## [Material to process]
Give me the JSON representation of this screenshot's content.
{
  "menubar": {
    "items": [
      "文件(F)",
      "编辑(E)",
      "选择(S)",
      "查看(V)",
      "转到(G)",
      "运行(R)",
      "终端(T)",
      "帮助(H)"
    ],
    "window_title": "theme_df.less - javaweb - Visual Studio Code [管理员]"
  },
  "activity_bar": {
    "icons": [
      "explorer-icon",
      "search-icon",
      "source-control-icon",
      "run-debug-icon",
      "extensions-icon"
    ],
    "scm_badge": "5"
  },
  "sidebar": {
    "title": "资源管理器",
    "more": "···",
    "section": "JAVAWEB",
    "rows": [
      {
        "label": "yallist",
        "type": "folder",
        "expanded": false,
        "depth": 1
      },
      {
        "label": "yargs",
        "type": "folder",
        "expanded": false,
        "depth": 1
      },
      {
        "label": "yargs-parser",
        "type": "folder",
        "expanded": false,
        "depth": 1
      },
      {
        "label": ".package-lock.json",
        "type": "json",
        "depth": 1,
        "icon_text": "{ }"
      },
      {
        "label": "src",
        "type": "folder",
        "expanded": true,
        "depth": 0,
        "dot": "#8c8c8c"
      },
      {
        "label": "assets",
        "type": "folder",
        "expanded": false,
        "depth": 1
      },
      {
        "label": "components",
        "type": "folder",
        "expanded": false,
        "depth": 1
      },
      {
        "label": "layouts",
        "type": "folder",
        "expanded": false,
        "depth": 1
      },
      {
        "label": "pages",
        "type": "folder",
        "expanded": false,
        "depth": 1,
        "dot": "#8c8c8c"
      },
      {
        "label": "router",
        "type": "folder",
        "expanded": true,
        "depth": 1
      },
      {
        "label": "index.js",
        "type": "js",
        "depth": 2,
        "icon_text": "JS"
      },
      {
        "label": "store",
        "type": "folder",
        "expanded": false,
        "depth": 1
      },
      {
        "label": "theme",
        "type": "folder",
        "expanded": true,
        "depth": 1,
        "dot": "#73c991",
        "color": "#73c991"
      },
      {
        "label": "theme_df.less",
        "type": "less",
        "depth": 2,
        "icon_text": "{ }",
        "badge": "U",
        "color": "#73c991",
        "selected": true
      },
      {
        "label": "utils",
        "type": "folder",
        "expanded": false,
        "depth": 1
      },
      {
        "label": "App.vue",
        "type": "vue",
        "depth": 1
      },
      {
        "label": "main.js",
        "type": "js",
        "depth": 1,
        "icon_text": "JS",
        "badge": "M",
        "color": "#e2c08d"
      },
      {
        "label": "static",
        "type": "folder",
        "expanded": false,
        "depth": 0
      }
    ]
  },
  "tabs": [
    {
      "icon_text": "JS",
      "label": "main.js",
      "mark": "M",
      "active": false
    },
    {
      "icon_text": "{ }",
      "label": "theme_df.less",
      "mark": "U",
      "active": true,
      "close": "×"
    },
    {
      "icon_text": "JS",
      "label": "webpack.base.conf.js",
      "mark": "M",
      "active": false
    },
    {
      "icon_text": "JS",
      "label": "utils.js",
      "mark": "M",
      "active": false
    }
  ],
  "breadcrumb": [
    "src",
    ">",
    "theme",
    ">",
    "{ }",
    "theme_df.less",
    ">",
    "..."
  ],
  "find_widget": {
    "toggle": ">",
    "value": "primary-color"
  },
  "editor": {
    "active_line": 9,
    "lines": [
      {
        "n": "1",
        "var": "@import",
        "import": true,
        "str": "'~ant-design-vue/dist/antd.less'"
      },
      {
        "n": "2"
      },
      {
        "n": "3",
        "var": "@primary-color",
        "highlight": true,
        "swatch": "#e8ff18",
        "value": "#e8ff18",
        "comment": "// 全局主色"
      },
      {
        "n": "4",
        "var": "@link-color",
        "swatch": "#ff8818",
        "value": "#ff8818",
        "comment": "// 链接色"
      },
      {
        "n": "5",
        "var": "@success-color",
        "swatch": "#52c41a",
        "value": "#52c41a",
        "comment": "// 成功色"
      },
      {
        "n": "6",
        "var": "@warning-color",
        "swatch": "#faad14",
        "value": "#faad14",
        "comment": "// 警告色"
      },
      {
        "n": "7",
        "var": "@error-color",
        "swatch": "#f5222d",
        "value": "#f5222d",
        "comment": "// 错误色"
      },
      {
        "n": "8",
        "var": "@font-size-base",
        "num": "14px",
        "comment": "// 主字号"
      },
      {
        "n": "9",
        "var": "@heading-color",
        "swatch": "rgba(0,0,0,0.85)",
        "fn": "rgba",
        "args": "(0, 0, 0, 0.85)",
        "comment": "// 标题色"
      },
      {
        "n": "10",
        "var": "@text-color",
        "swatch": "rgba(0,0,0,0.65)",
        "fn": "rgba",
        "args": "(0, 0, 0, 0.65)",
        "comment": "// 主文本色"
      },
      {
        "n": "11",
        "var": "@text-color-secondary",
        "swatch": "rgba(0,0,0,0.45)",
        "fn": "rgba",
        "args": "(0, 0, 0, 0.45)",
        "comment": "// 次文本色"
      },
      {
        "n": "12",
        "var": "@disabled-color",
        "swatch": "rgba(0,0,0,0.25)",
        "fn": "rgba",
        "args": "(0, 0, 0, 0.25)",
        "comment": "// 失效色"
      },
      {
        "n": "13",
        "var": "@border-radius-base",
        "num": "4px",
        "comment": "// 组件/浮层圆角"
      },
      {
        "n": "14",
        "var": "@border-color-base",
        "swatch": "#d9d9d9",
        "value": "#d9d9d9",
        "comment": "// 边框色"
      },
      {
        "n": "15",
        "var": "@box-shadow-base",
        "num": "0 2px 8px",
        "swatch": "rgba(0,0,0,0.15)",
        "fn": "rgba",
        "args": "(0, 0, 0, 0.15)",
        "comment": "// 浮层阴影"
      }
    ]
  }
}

## [Required task]
Check each line of the records above for the string "base", and report every line that has it.

## [Output for this task]
      "label": "webpack.base.conf.js",
        "var": "@font-size-base",
        "var": "@border-radius-base",
        "var": "@border-color-base",
        "var": "@box-shadow-base",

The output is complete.